PROBLEM TO WORK ON: Lines containing the word "external" are to be located and copied.

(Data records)
%%

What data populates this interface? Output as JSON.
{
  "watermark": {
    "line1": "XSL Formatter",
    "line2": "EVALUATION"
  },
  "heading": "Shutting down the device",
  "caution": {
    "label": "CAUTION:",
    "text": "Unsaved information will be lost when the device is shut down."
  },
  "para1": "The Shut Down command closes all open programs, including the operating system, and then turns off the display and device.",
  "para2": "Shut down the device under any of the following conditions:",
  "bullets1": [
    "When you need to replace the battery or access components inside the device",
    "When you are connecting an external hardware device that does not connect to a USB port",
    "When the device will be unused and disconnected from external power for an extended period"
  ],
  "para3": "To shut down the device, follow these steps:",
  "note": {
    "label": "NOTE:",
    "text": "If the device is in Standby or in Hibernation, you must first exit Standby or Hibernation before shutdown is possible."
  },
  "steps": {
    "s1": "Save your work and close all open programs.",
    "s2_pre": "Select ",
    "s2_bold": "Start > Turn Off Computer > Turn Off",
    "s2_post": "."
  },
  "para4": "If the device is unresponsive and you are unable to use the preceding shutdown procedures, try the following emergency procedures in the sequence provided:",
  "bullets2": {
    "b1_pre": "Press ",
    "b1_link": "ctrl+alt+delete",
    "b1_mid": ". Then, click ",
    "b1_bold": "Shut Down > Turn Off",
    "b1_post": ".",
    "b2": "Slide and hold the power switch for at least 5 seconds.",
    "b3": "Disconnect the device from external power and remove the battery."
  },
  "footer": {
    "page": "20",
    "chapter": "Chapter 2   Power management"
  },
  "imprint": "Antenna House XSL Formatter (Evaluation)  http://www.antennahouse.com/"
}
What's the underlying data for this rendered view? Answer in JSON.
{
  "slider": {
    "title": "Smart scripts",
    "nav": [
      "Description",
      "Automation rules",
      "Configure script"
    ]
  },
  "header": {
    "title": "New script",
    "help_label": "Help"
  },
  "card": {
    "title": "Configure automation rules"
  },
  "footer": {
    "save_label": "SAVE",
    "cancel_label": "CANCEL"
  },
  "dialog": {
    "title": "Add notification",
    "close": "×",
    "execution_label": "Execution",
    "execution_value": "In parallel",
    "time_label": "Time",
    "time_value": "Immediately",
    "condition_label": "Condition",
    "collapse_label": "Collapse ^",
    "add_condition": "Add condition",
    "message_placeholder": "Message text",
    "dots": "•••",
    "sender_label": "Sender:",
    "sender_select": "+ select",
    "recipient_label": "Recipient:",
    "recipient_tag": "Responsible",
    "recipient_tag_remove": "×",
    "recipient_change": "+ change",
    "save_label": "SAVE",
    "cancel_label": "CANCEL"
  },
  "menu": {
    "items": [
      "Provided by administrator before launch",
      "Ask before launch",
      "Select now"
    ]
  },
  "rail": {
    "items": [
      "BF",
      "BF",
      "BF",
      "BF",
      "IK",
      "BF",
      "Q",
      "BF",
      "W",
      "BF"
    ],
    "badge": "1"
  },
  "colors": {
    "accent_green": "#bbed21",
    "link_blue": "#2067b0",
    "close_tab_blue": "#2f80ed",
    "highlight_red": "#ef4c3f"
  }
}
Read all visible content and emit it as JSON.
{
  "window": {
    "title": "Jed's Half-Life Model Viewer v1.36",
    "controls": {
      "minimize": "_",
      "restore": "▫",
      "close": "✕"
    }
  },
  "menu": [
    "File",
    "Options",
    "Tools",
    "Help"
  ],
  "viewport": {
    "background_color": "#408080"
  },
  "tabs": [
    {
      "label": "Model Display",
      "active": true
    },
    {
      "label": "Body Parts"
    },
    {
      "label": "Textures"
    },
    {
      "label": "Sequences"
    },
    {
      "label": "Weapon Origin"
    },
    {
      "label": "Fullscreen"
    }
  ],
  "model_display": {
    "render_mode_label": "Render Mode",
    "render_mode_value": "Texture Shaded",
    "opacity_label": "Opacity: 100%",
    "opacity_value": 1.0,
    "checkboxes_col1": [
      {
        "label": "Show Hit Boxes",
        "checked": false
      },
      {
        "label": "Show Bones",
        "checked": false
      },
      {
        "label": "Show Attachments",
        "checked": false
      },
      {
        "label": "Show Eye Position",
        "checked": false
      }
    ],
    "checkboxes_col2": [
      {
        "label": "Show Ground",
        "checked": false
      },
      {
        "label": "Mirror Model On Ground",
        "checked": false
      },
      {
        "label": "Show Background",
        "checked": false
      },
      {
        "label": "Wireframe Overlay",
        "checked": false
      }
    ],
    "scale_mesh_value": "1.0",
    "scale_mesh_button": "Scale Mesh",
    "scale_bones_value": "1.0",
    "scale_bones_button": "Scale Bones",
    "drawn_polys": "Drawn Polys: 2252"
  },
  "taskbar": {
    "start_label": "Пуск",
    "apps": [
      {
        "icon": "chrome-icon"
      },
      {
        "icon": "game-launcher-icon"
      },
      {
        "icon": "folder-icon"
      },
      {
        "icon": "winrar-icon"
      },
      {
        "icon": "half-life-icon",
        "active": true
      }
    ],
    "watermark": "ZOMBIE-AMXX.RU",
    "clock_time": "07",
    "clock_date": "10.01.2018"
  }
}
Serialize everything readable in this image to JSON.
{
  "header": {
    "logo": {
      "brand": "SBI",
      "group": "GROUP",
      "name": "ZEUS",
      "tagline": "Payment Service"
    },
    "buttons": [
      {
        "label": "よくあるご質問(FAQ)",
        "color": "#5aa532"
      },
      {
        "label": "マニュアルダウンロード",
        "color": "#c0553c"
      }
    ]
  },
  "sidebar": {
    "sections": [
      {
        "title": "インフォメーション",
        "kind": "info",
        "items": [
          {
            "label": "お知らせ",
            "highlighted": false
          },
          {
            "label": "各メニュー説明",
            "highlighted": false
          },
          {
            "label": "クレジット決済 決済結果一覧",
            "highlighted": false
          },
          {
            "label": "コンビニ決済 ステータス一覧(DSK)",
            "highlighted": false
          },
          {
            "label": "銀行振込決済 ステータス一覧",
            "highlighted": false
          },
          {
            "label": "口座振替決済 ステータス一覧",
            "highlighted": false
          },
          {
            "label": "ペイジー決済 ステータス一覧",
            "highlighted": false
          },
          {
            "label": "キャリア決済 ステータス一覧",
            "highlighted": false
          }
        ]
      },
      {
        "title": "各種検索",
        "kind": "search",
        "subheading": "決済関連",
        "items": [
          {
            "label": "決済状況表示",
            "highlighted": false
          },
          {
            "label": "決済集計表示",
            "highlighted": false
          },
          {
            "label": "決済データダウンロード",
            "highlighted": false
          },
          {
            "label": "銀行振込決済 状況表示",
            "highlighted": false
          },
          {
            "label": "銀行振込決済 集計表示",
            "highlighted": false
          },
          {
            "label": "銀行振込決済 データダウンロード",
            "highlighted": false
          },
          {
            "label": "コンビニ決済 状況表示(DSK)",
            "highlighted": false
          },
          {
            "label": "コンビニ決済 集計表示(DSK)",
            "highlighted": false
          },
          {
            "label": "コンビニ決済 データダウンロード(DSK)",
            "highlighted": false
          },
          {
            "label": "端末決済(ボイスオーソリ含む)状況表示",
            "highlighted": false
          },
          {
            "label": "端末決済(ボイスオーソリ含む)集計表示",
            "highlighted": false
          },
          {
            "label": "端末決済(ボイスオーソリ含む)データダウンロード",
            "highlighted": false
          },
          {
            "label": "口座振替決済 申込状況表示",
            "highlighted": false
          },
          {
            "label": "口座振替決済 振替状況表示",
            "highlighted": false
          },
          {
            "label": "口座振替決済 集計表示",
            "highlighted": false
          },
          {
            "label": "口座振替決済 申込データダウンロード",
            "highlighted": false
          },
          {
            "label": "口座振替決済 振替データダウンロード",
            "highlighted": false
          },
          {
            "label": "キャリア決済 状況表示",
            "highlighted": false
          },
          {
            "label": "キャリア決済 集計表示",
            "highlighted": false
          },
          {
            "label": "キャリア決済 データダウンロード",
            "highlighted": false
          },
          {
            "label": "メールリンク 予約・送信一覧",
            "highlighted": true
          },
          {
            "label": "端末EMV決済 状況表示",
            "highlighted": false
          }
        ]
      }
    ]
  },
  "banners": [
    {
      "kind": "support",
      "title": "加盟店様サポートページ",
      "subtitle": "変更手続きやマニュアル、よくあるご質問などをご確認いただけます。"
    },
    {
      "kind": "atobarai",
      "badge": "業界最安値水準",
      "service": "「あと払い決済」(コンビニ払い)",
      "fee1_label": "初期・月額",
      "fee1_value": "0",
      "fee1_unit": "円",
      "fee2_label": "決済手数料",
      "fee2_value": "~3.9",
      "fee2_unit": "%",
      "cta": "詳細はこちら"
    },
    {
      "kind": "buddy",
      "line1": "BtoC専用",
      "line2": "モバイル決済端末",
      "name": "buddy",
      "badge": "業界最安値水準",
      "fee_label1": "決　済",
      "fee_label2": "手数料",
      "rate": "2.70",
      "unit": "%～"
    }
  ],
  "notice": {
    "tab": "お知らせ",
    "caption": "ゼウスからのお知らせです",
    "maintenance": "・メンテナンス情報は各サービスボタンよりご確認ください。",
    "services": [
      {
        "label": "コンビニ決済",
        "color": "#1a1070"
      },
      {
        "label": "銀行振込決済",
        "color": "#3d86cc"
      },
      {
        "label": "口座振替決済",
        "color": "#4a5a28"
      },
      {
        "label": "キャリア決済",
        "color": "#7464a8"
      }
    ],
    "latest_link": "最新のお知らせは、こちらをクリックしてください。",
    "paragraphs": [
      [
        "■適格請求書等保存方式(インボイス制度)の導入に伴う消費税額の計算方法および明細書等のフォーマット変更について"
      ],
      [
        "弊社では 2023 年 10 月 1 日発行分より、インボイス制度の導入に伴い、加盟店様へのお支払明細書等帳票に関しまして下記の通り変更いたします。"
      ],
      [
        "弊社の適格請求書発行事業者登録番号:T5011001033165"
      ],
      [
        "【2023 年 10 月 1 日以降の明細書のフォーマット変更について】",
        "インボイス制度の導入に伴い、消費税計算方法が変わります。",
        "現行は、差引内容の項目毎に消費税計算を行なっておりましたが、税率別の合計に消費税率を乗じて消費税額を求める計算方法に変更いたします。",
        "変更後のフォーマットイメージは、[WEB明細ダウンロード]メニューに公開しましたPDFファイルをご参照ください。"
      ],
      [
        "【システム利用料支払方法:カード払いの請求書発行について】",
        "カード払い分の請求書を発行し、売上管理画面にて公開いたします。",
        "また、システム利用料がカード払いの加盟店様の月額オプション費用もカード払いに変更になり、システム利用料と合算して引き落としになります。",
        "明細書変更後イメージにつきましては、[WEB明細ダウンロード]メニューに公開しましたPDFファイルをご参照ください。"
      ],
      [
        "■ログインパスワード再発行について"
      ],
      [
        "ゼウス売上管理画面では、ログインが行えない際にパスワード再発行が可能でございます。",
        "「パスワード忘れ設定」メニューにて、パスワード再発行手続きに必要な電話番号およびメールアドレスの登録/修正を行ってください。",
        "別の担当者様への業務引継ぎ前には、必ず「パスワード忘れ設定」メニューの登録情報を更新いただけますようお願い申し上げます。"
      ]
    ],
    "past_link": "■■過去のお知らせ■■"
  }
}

%%

TASK SOLUTION:
    "When you are connecting an external hardware device that does not connect to a USB port",
    "When the device will be unused and disconnected from external power for an extended period"
    "b3": "Disconnect the device from external power and remove the battery."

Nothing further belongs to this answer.